=== DESCRIPTION OF THE TASK ===
Scan the lines below for the string "fill" and copy every one that has it.

*** SOURCE INFORMATION Section Begins ***

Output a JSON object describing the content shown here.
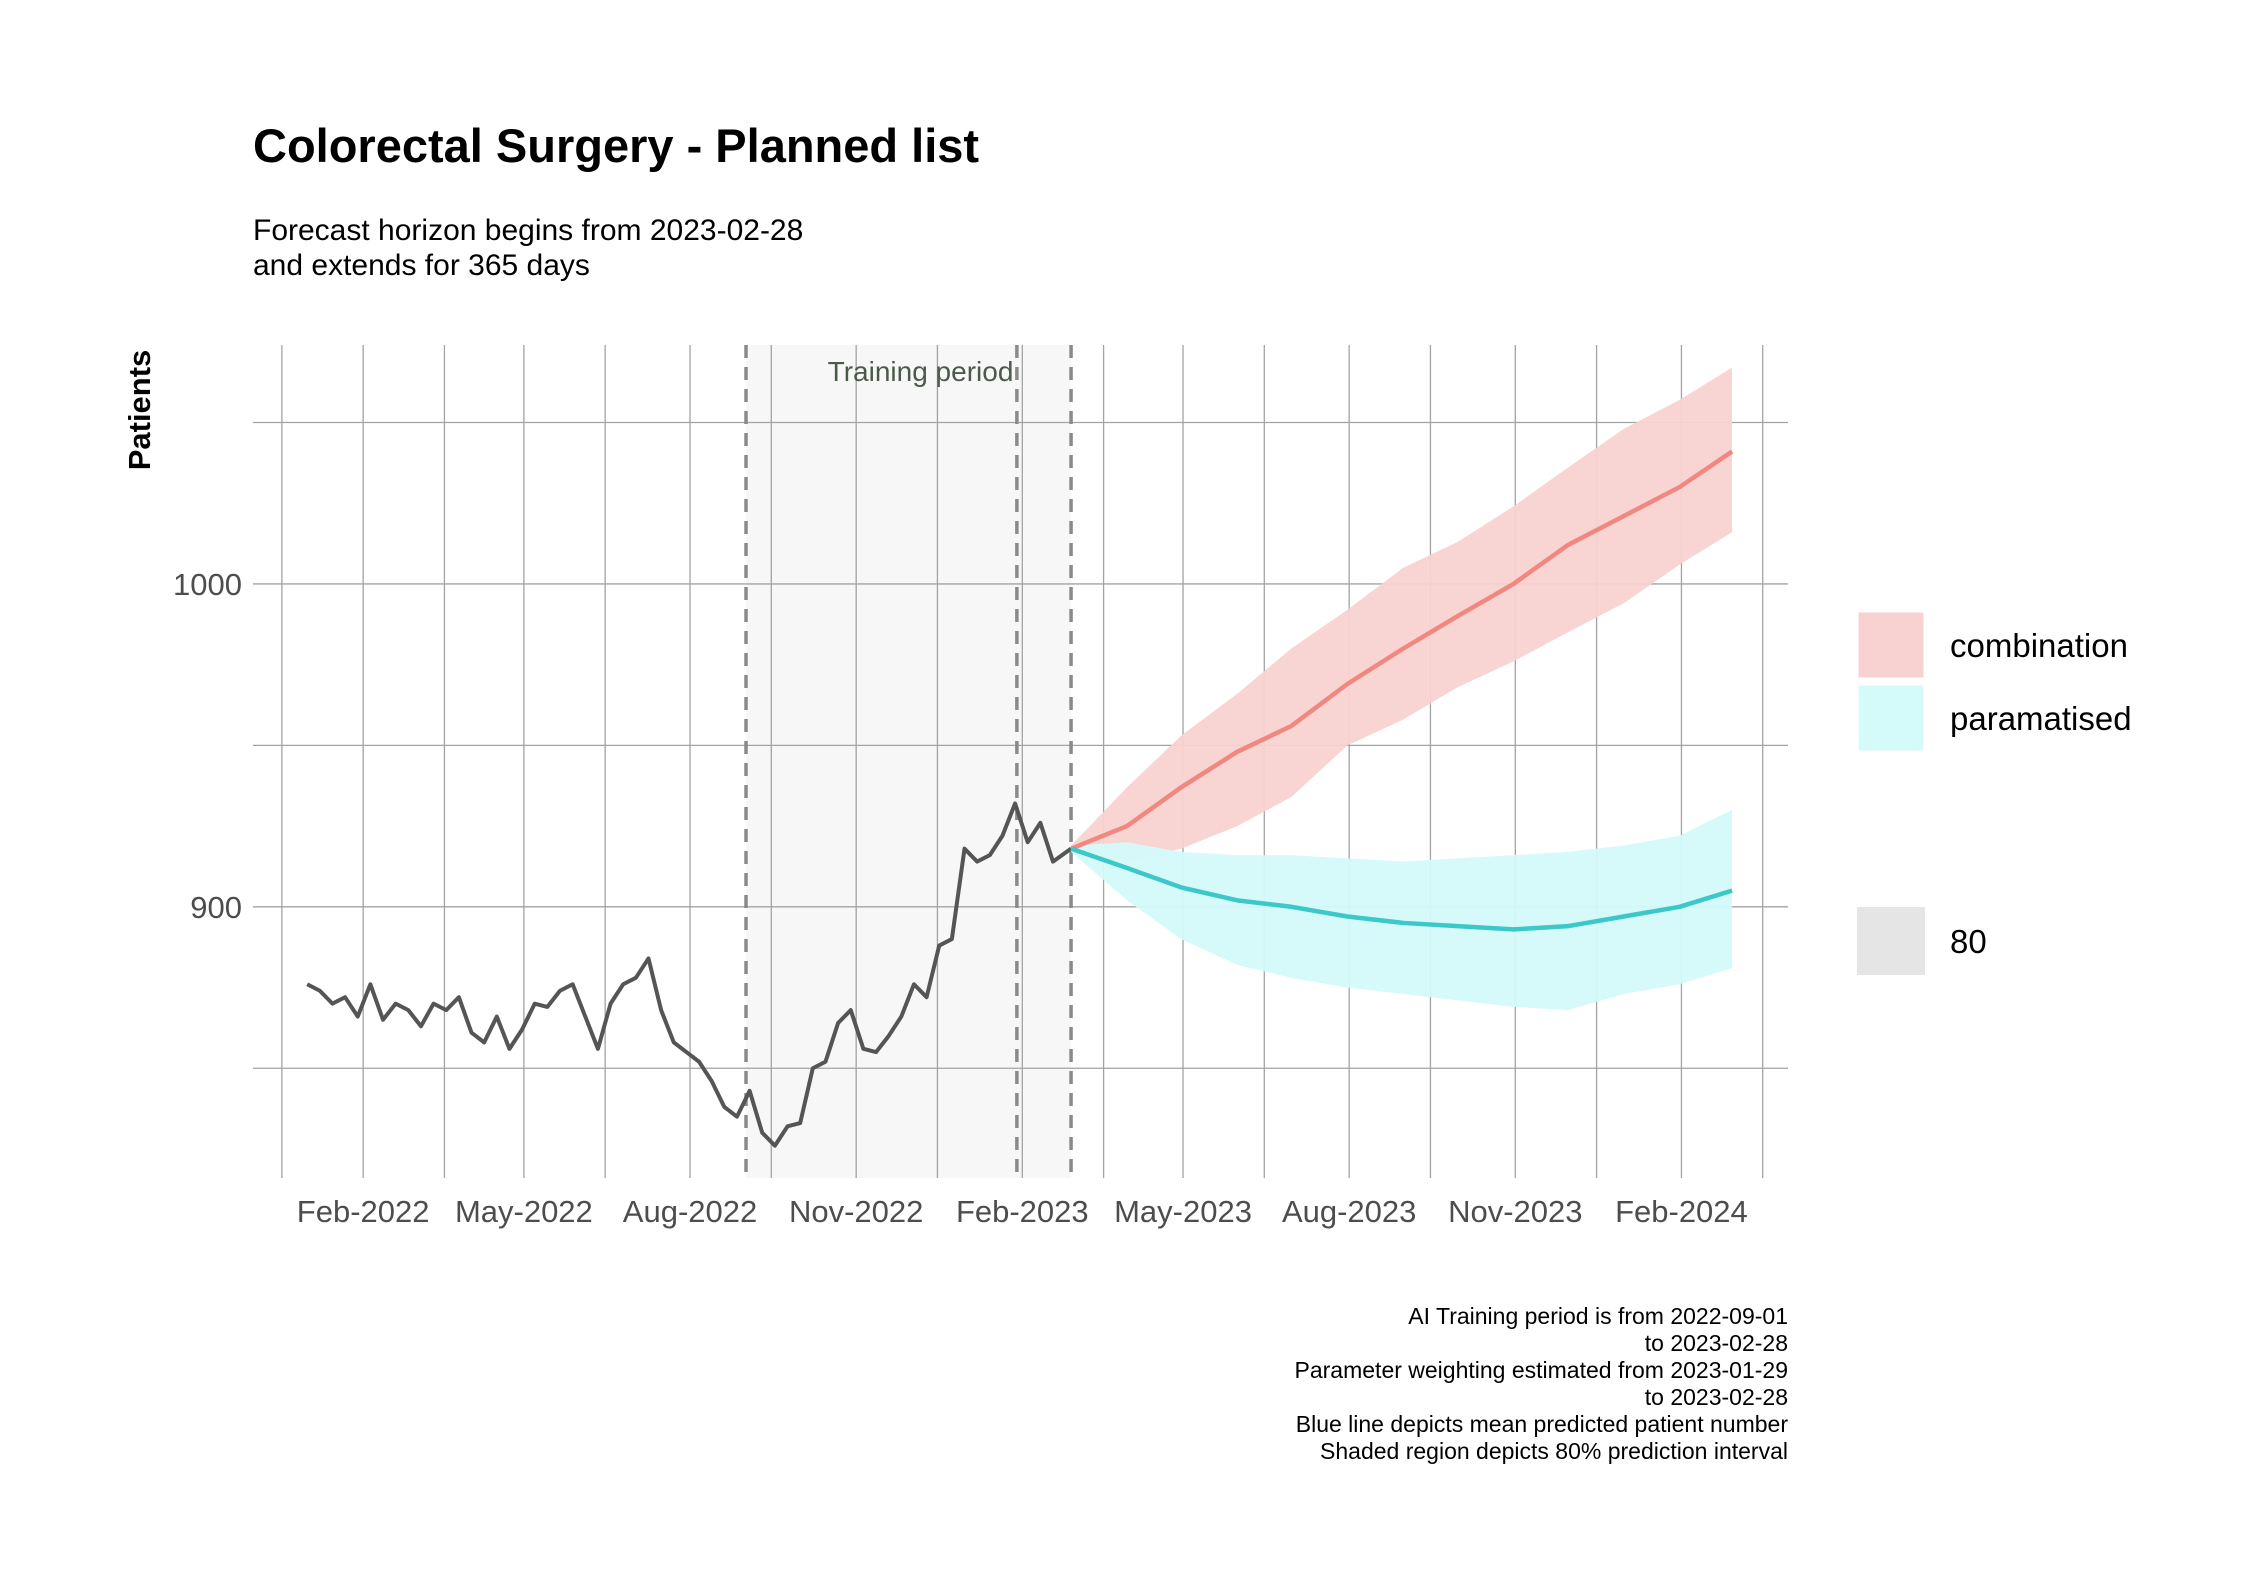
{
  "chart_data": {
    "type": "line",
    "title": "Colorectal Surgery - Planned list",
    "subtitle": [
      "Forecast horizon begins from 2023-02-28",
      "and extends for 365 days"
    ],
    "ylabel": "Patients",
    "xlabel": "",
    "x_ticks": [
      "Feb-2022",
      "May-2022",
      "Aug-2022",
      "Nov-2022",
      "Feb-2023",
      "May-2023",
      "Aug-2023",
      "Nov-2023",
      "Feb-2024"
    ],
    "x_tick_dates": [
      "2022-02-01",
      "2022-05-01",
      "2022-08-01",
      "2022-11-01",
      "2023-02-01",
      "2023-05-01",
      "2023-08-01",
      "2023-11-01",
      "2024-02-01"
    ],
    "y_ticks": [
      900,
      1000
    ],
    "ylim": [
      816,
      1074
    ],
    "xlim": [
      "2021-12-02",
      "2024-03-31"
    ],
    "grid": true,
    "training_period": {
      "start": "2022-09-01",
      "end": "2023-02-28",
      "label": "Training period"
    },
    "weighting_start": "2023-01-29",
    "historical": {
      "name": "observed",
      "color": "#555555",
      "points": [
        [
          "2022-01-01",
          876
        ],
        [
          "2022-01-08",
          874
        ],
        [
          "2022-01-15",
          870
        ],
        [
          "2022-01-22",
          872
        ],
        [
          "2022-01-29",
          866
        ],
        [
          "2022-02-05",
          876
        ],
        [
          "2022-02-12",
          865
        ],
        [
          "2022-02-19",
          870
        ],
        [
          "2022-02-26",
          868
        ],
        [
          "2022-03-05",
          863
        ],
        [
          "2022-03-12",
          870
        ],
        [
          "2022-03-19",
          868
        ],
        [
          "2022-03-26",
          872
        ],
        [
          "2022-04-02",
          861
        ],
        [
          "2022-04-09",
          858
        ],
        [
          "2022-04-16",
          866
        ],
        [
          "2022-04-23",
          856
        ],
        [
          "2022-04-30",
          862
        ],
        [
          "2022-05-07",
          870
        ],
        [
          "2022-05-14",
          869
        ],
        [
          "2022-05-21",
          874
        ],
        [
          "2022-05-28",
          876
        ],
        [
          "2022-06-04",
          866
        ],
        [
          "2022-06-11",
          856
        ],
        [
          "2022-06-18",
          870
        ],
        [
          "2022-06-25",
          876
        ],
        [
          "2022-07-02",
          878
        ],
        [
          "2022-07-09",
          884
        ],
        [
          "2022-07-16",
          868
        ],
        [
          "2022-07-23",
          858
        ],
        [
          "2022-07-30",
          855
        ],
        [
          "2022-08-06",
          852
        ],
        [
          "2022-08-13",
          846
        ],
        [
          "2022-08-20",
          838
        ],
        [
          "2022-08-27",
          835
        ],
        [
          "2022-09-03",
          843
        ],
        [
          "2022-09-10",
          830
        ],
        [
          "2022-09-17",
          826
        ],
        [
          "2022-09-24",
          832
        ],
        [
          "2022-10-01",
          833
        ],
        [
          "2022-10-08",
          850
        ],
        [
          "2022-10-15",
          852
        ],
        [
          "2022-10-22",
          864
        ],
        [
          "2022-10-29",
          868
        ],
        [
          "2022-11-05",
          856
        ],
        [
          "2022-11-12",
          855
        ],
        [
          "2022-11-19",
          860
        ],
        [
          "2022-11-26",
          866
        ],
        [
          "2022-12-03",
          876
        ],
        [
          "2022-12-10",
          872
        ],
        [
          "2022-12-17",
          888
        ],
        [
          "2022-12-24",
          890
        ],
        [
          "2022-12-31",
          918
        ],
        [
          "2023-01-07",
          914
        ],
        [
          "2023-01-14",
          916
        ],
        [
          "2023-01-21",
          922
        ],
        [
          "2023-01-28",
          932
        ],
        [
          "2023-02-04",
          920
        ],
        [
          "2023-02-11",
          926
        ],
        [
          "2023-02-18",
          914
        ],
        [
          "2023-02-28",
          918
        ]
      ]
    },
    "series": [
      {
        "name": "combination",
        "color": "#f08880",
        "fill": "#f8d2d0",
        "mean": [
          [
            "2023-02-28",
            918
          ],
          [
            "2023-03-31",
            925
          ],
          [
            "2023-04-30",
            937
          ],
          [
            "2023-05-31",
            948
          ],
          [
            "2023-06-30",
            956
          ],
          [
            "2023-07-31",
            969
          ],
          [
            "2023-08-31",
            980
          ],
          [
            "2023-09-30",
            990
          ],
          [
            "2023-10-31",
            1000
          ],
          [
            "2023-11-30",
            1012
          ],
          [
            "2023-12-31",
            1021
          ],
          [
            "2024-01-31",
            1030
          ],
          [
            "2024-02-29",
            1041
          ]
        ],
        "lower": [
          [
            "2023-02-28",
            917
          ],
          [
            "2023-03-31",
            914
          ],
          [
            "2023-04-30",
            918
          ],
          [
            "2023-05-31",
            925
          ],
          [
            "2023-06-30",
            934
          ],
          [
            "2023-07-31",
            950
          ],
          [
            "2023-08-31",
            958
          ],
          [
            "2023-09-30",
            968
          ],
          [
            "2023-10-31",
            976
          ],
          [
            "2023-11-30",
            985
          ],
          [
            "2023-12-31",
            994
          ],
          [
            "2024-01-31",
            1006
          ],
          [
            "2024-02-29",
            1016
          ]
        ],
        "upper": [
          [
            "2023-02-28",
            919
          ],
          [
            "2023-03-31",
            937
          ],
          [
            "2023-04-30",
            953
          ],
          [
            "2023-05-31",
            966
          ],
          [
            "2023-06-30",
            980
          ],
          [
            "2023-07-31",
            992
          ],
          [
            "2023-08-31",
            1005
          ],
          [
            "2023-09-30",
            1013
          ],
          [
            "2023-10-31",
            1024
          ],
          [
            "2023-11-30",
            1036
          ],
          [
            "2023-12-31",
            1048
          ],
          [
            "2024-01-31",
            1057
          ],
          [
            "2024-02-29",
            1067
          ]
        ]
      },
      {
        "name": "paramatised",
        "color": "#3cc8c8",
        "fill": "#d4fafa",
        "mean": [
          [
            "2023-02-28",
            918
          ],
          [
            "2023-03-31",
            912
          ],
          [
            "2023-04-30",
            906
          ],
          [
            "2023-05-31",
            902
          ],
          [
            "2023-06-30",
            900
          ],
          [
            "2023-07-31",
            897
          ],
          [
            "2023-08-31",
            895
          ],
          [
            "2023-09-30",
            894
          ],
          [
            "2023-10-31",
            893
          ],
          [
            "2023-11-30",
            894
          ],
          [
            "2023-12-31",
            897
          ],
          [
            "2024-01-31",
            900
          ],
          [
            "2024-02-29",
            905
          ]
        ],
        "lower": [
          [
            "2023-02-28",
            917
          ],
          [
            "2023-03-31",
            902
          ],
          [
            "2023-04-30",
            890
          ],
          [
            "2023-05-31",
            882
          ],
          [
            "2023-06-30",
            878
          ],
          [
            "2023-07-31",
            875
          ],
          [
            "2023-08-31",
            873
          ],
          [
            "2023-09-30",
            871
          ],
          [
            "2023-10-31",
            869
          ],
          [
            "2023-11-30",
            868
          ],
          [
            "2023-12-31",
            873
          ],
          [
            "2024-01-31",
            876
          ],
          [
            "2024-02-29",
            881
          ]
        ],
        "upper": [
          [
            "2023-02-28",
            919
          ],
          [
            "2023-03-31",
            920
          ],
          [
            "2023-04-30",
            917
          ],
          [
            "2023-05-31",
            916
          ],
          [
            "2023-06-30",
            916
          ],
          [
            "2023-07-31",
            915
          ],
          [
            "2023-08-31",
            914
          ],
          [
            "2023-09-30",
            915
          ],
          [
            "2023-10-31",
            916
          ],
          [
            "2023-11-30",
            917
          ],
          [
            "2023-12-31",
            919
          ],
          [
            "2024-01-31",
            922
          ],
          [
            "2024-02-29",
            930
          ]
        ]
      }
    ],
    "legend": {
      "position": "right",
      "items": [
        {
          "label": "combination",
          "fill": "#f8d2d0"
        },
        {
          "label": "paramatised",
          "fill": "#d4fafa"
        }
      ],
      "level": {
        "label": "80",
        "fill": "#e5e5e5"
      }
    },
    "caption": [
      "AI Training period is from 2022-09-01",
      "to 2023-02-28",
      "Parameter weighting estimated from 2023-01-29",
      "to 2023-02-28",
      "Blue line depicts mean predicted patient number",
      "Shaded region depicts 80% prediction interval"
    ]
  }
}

*** SOURCE INFORMATION Section Ends ***

=== RESPONSE FOR THIS EXERCISE ===
        "fill": "#f8d2d0",
        "fill": "#d4fafa",
          "fill": "#f8d2d0"
          "fill": "#d4fafa"
        "fill": "#e5e5e5"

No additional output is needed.